Exercise description: The entries below are to be repeated exactly as they stand.

Collected data:
________

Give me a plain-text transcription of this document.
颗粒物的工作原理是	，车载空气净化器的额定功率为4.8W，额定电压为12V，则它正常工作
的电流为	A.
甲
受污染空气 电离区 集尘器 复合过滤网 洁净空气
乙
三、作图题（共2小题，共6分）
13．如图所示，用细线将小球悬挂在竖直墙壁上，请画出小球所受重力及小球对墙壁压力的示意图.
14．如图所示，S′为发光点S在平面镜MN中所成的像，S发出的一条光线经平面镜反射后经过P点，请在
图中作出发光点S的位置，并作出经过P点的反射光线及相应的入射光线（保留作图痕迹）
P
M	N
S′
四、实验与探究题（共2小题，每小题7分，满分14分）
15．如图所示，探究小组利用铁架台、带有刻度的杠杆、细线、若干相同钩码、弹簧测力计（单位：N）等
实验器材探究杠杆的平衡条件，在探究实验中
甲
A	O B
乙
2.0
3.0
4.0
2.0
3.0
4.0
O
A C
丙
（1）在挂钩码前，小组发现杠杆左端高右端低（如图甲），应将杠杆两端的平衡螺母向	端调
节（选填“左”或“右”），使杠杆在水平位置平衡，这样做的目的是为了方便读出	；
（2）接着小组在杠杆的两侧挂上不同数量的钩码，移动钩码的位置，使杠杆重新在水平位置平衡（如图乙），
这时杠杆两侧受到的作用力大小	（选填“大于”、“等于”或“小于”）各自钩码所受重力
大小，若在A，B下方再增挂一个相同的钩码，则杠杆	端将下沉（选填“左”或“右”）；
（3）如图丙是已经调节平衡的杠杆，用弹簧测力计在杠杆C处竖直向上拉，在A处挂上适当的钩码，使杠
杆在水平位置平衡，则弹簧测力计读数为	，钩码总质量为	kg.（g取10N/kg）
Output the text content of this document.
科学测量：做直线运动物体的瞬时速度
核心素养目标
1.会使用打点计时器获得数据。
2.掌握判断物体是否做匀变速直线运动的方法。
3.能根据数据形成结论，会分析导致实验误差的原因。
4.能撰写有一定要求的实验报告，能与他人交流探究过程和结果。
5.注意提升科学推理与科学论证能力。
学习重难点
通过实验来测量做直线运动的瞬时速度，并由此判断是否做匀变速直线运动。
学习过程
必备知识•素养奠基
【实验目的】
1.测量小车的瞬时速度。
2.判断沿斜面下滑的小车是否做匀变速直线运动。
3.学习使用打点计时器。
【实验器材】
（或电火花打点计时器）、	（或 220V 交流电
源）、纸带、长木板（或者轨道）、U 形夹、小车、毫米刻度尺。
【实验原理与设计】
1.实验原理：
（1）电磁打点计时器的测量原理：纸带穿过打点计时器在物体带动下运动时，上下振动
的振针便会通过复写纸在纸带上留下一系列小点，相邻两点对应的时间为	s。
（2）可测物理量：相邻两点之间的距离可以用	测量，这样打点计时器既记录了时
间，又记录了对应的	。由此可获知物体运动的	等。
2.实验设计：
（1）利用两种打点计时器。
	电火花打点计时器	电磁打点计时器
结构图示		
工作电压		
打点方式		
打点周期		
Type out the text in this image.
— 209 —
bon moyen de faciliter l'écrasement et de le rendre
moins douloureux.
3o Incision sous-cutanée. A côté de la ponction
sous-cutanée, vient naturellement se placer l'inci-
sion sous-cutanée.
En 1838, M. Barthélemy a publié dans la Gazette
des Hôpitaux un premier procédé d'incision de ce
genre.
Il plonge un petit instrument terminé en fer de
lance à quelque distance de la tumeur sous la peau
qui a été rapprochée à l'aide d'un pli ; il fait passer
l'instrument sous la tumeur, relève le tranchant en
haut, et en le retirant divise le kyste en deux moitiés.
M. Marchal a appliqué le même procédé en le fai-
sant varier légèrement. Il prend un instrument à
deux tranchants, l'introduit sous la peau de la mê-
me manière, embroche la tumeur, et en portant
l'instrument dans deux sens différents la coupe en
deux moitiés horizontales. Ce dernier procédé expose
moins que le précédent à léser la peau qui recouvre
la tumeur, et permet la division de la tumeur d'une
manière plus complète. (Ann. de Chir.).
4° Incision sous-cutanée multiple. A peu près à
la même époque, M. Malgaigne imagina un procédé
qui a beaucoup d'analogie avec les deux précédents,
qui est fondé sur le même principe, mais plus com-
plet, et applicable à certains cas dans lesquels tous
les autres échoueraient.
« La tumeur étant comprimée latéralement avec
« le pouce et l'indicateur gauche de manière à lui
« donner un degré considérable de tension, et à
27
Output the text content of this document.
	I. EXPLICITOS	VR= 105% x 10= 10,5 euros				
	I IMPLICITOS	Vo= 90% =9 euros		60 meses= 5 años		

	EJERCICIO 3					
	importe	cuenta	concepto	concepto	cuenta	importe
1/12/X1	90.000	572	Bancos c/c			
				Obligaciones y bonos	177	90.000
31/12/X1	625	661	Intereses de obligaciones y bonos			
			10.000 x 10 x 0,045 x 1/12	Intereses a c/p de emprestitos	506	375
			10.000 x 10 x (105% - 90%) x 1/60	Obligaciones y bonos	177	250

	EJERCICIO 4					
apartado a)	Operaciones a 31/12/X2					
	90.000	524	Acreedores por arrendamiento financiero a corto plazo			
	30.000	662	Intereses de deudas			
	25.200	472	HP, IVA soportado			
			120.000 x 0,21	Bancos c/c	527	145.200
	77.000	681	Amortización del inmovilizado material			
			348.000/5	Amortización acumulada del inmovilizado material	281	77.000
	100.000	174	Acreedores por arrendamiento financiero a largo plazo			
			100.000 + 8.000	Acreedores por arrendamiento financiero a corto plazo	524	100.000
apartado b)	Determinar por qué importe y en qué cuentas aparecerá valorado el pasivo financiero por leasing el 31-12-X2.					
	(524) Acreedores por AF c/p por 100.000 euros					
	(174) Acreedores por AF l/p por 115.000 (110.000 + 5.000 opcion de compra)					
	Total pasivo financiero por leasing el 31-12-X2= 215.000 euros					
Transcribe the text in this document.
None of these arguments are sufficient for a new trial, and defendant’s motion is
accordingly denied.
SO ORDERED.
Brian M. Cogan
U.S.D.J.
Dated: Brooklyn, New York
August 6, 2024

________

Output below:
Give me a plain-text transcription of this document.
颗粒物的工作原理是	，车载空气净化器的额定功率为4.8W，额定电压为12V，则它正常工作
的电流为	A.
甲
受污染空气 电离区 集尘器 复合过滤网 洁净空气
乙
三、作图题（共2小题，共6分）
13．如图所示，用细线将小球悬挂在竖直墙壁上，请画出小球所受重力及小球对墙壁压力的示意图.
14．如图所示，S′为发光点S在平面镜MN中所成的像，S发出的一条光线经平面镜反射后经过P点，请在
图中作出发光点S的位置，并作出经过P点的反射光线及相应的入射光线（保留作图痕迹）
P
M	N
S′
四、实验与探究题（共2小题，每小题7分，满分14分）
15．如图所示，探究小组利用铁架台、带有刻度的杠杆、细线、若干相同钩码、弹簧测力计（单位：N）等
实验器材探究杠杆的平衡条件，在探究实验中
甲
A	O B
乙
2.0
3.0
4.0
2.0
3.0
4.0
O
A C
丙
（1）在挂钩码前，小组发现杠杆左端高右端低（如图甲），应将杠杆两端的平衡螺母向	端调
节（选填“左”或“右”），使杠杆在水平位置平衡，这样做的目的是为了方便读出	；
（2）接着小组在杠杆的两侧挂上不同数量的钩码，移动钩码的位置，使杠杆重新在水平位置平衡（如图乙），
这时杠杆两侧受到的作用力大小	（选填“大于”、“等于”或“小于”）各自钩码所受重力
大小，若在A，B下方再增挂一个相同的钩码，则杠杆	端将下沉（选填“左”或“右”）；
（3）如图丙是已经调节平衡的杠杆，用弹簧测力计在杠杆C处竖直向上拉，在A处挂上适当的钩码，使杠
杆在水平位置平衡，则弹簧测力计读数为	，钩码总质量为	kg.（g取10N/kg）
Output the text content of this document.
科学测量：做直线运动物体的瞬时速度
核心素养目标
1.会使用打点计时器获得数据。
2.掌握判断物体是否做匀变速直线运动的方法。
3.能根据数据形成结论，会分析导致实验误差的原因。
4.能撰写有一定要求的实验报告，能与他人交流探究过程和结果。
5.注意提升科学推理与科学论证能力。
学习重难点
通过实验来测量做直线运动的瞬时速度，并由此判断是否做匀变速直线运动。
学习过程
必备知识•素养奠基
【实验目的】
1.测量小车的瞬时速度。
2.判断沿斜面下滑的小车是否做匀变速直线运动。
3.学习使用打点计时器。
【实验器材】
（或电火花打点计时器）、	（或 220V 交流电
源）、纸带、长木板（或者轨道）、U 形夹、小车、毫米刻度尺。
【实验原理与设计】
1.实验原理：
（1）电磁打点计时器的测量原理：纸带穿过打点计时器在物体带动下运动时，上下振动
的振针便会通过复写纸在纸带上留下一系列小点，相邻两点对应的时间为	s。
（2）可测物理量：相邻两点之间的距离可以用	测量，这样打点计时器既记录了时
间，又记录了对应的	。由此可获知物体运动的	等。
2.实验设计：
（1）利用两种打点计时器。
	电火花打点计时器	电磁打点计时器
结构图示		
工作电压		
打点方式		
打点周期		
Type out the text in this image.
— 209 —
bon moyen de faciliter l'écrasement et de le rendre
moins douloureux.
3o Incision sous-cutanée. A côté de la ponction
sous-cutanée, vient naturellement se placer l'inci-
sion sous-cutanée.
En 1838, M. Barthélemy a publié dans la Gazette
des Hôpitaux un premier procédé d'incision de ce
genre.
Il plonge un petit instrument terminé en fer de
lance à quelque distance de la tumeur sous la peau
qui a été rapprochée à l'aide d'un pli ; il fait passer
l'instrument sous la tumeur, relève le tranchant en
haut, et en le retirant divise le kyste en deux moitiés.
M. Marchal a appliqué le même procédé en le fai-
sant varier légèrement. Il prend un instrument à
deux tranchants, l'introduit sous la peau de la mê-
me manière, embroche la tumeur, et en portant
l'instrument dans deux sens différents la coupe en
deux moitiés horizontales. Ce dernier procédé expose
moins que le précédent à léser la peau qui recouvre
la tumeur, et permet la division de la tumeur d'une
manière plus complète. (Ann. de Chir.).
4° Incision sous-cutanée multiple. A peu près à
la même époque, M. Malgaigne imagina un procédé
qui a beaucoup d'analogie avec les deux précédents,
qui est fondé sur le même principe, mais plus com-
plet, et applicable à certains cas dans lesquels tous
les autres échoueraient.
« La tumeur étant comprimée latéralement avec
« le pouce et l'indicateur gauche de manière à lui
« donner un degré considérable de tension, et à
27
Output the text content of this document.
	I. EXPLICITOS	VR= 105% x 10= 10,5 euros				
	I IMPLICITOS	Vo= 90% =9 euros		60 meses= 5 años		

	EJERCICIO 3					
	importe	cuenta	concepto	concepto	cuenta	importe
1/12/X1	90.000	572	Bancos c/c			
				Obligaciones y bonos	177	90.000
31/12/X1	625	661	Intereses de obligaciones y bonos			
			10.000 x 10 x 0,045 x 1/12	Intereses a c/p de emprestitos	506	375
			10.000 x 10 x (105% - 90%) x 1/60	Obligaciones y bonos	177	250

	EJERCICIO 4					
apartado a)	Operaciones a 31/12/X2					
	90.000	524	Acreedores por arrendamiento financiero a corto plazo			
	30.000	662	Intereses de deudas			
	25.200	472	HP, IVA soportado			
			120.000 x 0,21	Bancos c/c	527	145.200
	77.000	681	Amortización del inmovilizado material			
			348.000/5	Amortización acumulada del inmovilizado material	281	77.000
	100.000	174	Acreedores por arrendamiento financiero a largo plazo			
			100.000 + 8.000	Acreedores por arrendamiento financiero a corto plazo	524	100.000
apartado b)	Determinar por qué importe y en qué cuentas aparecerá valorado el pasivo financiero por leasing el 31-12-X2.					
	(524) Acreedores por AF c/p por 100.000 euros					
	(174) Acreedores por AF l/p por 115.000 (110.000 + 5.000 opcion de compra)					
	Total pasivo financiero por leasing el 31-12-X2= 215.000 euros					
Transcribe the text in this document.
None of these arguments are sufficient for a new trial, and defendant’s motion is
accordingly denied.
SO ORDERED.
Brian M. Cogan
U.S.D.J.
Dated: Brooklyn, New York
August 6, 2024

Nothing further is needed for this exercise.